• _TASK DIRECTIONS_: Rewrite the entries below, putting "plot-frame" wherever "axes-frame" appears and keeping everything else the same.
[Begin EXERCISE MATERIALS]
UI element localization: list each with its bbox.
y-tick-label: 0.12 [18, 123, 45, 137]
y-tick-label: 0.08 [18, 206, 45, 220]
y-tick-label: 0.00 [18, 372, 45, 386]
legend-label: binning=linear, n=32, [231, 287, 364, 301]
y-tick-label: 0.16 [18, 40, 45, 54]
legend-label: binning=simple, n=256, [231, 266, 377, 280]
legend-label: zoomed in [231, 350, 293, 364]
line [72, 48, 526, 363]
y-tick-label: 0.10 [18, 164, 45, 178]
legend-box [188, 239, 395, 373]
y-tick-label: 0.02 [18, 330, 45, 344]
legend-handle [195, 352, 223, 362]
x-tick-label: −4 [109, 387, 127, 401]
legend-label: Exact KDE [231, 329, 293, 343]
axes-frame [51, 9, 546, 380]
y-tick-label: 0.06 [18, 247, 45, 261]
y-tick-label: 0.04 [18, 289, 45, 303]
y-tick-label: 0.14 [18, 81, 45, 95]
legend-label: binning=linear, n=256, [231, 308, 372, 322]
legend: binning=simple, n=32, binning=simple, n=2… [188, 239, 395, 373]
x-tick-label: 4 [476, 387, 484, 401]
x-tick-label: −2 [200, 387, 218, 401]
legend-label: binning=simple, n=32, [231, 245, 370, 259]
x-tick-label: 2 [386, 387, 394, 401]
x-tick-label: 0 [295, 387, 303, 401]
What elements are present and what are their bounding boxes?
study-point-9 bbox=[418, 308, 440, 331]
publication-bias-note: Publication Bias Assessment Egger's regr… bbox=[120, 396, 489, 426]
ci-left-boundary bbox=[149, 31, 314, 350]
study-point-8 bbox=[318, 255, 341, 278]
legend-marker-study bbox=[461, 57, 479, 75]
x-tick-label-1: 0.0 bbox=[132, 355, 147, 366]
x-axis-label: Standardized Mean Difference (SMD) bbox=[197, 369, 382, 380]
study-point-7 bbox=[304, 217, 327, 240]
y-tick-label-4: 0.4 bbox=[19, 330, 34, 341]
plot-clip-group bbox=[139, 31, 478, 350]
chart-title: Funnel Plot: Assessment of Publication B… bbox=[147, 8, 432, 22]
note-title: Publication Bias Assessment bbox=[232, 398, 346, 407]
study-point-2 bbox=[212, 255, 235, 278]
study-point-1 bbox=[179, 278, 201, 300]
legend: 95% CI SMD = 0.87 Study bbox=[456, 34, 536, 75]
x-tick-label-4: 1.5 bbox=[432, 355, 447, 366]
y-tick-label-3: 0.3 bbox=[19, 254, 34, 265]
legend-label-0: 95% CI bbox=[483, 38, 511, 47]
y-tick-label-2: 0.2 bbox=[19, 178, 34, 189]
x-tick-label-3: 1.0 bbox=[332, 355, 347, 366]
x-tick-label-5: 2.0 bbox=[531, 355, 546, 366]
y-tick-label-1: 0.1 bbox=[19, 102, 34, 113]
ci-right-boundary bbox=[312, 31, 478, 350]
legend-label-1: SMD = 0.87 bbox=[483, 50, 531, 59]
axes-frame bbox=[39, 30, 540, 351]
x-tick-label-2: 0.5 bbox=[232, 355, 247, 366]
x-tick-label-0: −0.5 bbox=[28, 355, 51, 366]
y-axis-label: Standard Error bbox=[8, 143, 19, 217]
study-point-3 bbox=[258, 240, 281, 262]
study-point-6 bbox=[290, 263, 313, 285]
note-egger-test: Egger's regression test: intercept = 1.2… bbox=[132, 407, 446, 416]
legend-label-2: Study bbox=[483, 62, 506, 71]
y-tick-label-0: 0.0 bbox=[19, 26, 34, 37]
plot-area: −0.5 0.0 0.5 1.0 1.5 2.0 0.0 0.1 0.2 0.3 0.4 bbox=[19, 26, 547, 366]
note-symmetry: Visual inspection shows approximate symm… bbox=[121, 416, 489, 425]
[End EXERCISE MATERIALS]
• _WORKED ANSWER_:
UI element localization: list each with its bbox.
y-tick-label: 0.12 [18, 123, 45, 137]
y-tick-label: 0.08 [18, 206, 45, 220]
y-tick-label: 0.00 [18, 372, 45, 386]
legend-label: binning=linear, n=32, [231, 287, 364, 301]
y-tick-label: 0.16 [18, 40, 45, 54]
legend-label: binning=simple, n=256, [231, 266, 377, 280]
legend-label: zoomed in [231, 350, 293, 364]
line [72, 48, 526, 363]
y-tick-label: 0.10 [18, 164, 45, 178]
legend-box [188, 239, 395, 373]
y-tick-label: 0.02 [18, 330, 45, 344]
legend-handle [195, 352, 223, 362]
x-tick-label: −4 [109, 387, 127, 401]
legend-label: Exact KDE [231, 329, 293, 343]
plot-frame [51, 9, 546, 380]
y-tick-label: 0.06 [18, 247, 45, 261]
y-tick-label: 0.04 [18, 289, 45, 303]
y-tick-label: 0.14 [18, 81, 45, 95]
legend-label: binning=linear, n=256, [231, 308, 372, 322]
legend: binning=simple, n=32, binning=simple, n=2… [188, 239, 395, 373]
x-tick-label: 4 [476, 387, 484, 401]
x-tick-label: −2 [200, 387, 218, 401]
legend-label: binning=simple, n=32, [231, 245, 370, 259]
x-tick-label: 2 [386, 387, 394, 401]
x-tick-label: 0 [295, 387, 303, 401]
What elements are present and what are their bounding boxes?
study-point-9 bbox=[418, 308, 440, 331]
publication-bias-note: Publication Bias Assessment Egger's regr… bbox=[120, 396, 489, 426]
ci-left-boundary bbox=[149, 31, 314, 350]
study-point-8 bbox=[318, 255, 341, 278]
legend-marker-study bbox=[461, 57, 479, 75]
x-tick-label-1: 0.0 bbox=[132, 355, 147, 366]
x-axis-label: Standardized Mean Difference (SMD) bbox=[197, 369, 382, 380]
study-point-7 bbox=[304, 217, 327, 240]
y-tick-label-4: 0.4 bbox=[19, 330, 34, 341]
plot-clip-group bbox=[139, 31, 478, 350]
chart-title: Funnel Plot: Assessment of Publication B… bbox=[147, 8, 432, 22]
note-title: Publication Bias Assessment bbox=[232, 398, 346, 407]
study-point-2 bbox=[212, 255, 235, 278]
study-point-1 bbox=[179, 278, 201, 300]
legend: 95% CI SMD = 0.87 Study bbox=[456, 34, 536, 75]
x-tick-label-4: 1.5 bbox=[432, 355, 447, 366]
y-tick-label-3: 0.3 bbox=[19, 254, 34, 265]
legend-label-0: 95% CI bbox=[483, 38, 511, 47]
y-tick-label-2: 0.2 bbox=[19, 178, 34, 189]
x-tick-label-3: 1.0 bbox=[332, 355, 347, 366]
x-tick-label-5: 2.0 bbox=[531, 355, 546, 366]
y-tick-label-1: 0.1 bbox=[19, 102, 34, 113]
ci-right-boundary bbox=[312, 31, 478, 350]
legend-label-1: SMD = 0.87 bbox=[483, 50, 531, 59]
plot-frame bbox=[39, 30, 540, 351]
x-tick-label-2: 0.5 bbox=[232, 355, 247, 366]
x-tick-label-0: −0.5 bbox=[28, 355, 51, 366]
y-axis-label: Standard Error bbox=[8, 143, 19, 217]
study-point-3 bbox=[258, 240, 281, 262]
study-point-6 bbox=[290, 263, 313, 285]
note-egger-test: Egger's regression test: intercept = 1.2… bbox=[132, 407, 446, 416]
legend-label-2: Study bbox=[483, 62, 506, 71]
y-tick-label-0: 0.0 bbox=[19, 26, 34, 37]
plot-area: −0.5 0.0 0.5 1.0 1.5 2.0 0.0 0.1 0.2 0.3 0.4 bbox=[19, 26, 547, 366]
note-symmetry: Visual inspection shows approximate symm… bbox=[121, 416, 489, 425]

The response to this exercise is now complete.